Records shown:
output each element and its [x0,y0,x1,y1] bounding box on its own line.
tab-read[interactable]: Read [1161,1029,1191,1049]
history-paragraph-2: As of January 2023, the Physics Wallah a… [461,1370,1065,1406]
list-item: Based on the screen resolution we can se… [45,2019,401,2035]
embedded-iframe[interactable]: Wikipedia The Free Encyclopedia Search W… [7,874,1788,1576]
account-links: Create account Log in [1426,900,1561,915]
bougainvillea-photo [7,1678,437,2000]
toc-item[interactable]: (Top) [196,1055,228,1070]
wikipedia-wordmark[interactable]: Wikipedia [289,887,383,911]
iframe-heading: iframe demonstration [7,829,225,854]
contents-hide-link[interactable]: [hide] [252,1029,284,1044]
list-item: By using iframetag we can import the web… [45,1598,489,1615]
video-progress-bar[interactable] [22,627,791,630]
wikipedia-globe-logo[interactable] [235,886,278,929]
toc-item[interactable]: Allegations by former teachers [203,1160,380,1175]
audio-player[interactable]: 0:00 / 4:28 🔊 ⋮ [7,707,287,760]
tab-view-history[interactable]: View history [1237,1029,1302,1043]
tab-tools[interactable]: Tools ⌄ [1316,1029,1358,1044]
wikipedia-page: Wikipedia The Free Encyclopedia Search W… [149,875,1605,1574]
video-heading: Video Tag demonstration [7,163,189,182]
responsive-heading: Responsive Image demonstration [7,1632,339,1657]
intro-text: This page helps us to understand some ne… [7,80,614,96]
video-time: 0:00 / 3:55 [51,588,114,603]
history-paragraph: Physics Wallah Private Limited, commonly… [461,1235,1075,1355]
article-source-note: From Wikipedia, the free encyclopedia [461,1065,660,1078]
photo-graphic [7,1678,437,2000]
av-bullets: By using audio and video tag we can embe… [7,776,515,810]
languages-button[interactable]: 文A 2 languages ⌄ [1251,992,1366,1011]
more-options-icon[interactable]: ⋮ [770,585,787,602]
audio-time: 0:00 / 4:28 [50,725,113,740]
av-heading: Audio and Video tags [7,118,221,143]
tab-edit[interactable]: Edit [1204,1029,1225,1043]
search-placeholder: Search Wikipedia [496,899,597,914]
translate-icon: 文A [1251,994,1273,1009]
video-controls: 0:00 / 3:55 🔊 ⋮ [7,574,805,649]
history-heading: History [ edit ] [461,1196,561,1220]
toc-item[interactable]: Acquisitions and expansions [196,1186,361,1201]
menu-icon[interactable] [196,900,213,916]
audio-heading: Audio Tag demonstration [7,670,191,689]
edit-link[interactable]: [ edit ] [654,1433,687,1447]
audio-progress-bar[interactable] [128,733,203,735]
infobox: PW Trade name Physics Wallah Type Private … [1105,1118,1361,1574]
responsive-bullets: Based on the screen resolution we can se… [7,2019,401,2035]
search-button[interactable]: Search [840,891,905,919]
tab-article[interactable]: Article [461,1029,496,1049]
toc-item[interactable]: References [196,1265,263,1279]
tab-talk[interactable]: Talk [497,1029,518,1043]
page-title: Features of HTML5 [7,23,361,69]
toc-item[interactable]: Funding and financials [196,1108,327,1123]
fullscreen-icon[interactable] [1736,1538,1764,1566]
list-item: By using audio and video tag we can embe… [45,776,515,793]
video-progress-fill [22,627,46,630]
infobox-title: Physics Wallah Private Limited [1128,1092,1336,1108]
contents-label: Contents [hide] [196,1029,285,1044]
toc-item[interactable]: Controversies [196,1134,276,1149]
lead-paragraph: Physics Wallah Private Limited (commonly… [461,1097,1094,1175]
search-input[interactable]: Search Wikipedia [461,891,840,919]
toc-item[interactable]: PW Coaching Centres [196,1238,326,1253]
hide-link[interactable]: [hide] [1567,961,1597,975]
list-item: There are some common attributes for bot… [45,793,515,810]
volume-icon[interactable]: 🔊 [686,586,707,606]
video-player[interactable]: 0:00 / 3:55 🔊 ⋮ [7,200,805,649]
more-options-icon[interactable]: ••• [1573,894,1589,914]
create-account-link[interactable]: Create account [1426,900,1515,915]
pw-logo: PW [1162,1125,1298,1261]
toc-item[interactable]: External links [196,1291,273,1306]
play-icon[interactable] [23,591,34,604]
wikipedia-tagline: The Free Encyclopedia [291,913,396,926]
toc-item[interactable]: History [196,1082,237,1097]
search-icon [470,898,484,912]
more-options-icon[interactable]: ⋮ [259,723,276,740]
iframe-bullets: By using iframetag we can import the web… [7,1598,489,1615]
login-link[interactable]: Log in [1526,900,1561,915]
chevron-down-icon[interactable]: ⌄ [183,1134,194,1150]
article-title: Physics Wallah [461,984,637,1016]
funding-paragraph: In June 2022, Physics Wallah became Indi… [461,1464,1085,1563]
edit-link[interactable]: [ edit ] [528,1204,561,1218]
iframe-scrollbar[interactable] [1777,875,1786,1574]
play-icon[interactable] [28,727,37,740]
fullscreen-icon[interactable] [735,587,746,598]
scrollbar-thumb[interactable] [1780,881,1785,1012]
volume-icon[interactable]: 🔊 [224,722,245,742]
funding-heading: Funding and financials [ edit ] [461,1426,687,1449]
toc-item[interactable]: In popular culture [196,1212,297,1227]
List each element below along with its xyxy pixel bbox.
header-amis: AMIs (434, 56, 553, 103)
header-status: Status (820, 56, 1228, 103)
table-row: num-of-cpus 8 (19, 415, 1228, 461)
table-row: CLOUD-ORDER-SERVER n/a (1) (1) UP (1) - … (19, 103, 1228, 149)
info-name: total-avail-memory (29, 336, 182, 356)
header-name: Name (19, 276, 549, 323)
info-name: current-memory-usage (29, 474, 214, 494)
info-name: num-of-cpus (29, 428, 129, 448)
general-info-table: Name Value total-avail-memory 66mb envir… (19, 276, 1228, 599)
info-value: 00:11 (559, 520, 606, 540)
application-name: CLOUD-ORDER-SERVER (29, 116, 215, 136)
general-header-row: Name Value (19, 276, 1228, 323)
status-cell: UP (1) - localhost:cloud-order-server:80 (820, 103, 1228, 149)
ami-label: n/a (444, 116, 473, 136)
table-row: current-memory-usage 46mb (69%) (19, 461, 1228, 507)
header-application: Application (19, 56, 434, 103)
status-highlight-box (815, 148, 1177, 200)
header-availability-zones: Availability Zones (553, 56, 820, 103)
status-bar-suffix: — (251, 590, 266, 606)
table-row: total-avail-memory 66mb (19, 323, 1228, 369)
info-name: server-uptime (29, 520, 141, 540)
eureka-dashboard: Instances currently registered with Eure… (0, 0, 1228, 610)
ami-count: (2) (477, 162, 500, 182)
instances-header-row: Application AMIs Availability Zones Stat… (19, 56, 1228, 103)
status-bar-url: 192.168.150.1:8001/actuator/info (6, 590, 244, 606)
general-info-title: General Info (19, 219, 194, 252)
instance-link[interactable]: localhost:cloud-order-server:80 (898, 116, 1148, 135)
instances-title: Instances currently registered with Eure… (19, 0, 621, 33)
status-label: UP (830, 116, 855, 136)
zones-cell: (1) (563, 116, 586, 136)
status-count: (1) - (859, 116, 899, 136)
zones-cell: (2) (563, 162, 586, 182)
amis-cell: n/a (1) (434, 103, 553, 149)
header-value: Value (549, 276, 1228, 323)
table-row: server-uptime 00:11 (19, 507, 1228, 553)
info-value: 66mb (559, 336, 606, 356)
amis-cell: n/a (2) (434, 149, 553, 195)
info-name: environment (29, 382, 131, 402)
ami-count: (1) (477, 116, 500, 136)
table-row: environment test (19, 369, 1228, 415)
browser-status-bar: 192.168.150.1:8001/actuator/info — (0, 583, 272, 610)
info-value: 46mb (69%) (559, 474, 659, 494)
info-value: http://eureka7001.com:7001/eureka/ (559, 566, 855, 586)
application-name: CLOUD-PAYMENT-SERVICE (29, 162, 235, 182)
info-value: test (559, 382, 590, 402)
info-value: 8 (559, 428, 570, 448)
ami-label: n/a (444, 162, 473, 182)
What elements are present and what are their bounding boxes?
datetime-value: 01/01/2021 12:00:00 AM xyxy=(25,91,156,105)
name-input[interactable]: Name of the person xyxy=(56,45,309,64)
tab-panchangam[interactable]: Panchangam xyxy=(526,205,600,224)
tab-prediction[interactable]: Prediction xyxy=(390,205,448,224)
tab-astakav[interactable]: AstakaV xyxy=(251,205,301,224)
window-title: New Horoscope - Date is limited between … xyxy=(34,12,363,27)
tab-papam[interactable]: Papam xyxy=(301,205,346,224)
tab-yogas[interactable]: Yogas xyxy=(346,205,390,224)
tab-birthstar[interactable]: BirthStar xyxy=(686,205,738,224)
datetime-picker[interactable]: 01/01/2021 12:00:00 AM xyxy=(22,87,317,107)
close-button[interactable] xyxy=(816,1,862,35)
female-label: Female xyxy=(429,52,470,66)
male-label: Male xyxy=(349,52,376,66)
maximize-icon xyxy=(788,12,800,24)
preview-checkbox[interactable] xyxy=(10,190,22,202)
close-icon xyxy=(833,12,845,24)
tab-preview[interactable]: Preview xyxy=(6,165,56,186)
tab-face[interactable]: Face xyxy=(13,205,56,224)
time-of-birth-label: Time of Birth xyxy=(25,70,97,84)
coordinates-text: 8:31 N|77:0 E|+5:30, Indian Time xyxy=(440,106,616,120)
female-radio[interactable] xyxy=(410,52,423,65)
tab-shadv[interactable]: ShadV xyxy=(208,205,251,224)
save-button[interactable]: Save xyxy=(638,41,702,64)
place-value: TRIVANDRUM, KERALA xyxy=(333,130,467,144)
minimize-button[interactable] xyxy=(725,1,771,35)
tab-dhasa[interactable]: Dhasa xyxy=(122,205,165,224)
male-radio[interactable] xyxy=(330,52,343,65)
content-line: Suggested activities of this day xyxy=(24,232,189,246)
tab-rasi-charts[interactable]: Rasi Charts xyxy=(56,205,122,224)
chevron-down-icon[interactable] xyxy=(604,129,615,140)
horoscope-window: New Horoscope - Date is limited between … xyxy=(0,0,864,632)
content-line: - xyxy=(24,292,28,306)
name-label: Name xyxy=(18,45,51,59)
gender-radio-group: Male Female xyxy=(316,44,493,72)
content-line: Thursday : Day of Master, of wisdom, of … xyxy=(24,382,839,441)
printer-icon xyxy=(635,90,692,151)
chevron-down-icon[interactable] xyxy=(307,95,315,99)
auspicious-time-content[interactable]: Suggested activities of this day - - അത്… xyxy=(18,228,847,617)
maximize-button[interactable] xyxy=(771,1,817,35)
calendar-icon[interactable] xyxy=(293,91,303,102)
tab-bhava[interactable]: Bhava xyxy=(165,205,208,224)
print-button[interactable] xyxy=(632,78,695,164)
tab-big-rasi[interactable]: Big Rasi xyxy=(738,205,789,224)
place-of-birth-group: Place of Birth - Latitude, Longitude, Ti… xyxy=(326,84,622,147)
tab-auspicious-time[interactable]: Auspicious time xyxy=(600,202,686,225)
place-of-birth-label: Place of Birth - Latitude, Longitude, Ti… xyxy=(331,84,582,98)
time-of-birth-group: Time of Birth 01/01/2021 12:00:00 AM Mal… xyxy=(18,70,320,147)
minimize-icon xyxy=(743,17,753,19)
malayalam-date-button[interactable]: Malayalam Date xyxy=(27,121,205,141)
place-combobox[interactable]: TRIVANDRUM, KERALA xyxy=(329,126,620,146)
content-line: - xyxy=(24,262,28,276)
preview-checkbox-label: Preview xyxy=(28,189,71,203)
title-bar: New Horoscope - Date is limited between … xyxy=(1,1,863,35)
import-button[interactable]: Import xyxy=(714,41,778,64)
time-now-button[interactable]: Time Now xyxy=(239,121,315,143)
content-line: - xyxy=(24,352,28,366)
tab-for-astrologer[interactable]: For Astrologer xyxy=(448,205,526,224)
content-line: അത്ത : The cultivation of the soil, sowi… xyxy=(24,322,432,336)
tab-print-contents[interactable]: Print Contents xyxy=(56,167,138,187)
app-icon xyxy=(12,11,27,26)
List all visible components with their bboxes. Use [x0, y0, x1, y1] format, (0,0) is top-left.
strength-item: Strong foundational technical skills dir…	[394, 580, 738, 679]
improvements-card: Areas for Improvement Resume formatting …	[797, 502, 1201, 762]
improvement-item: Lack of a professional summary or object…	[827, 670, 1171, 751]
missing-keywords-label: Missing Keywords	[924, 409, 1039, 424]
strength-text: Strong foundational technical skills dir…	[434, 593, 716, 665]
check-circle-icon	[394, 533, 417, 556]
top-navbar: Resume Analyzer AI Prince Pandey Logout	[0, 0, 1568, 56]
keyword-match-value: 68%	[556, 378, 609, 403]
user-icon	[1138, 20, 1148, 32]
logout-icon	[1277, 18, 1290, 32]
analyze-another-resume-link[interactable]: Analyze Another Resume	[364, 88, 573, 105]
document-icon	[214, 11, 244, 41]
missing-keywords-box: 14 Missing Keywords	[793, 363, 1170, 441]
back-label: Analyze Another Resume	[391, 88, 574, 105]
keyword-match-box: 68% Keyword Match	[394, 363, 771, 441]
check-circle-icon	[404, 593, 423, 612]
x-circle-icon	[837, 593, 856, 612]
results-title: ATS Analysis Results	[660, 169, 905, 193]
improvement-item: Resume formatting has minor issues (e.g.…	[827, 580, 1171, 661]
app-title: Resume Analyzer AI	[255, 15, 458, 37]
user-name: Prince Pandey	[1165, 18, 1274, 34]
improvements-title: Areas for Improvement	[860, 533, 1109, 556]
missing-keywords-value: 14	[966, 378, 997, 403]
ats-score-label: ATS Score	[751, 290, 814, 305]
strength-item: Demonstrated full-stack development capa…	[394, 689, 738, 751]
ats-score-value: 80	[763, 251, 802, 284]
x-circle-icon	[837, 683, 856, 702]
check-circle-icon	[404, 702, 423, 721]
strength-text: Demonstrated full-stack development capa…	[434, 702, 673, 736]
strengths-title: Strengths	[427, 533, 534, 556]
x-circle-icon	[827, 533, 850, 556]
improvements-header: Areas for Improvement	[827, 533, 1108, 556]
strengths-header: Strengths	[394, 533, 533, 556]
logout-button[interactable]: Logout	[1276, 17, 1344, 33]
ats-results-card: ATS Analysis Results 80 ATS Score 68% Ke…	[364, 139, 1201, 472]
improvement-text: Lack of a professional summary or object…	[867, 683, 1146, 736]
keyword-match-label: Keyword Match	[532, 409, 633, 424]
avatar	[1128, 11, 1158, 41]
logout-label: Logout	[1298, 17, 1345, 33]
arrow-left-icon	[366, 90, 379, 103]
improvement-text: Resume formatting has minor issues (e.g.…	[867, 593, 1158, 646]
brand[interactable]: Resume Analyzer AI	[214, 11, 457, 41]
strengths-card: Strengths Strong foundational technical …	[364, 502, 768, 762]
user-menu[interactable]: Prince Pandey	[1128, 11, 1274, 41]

Required task: Format the data from its first line through the line containing "list-item: Based on" as a JSON list of strings, one string per line, with blank lines omitted.

Answer for the task:
[
  "output each element and its [x0,y0,x1,y1] bounding box on its own line.",
  "tab-read[interactable]: Read [1161,1029,1191,1049]",
  "history-paragraph-2: As of January 2023, the Physics Wallah a… [461,1370,1065,1406]",
  "list-item: Based on the screen resolution we can se… [45,2019,401,2035]"
]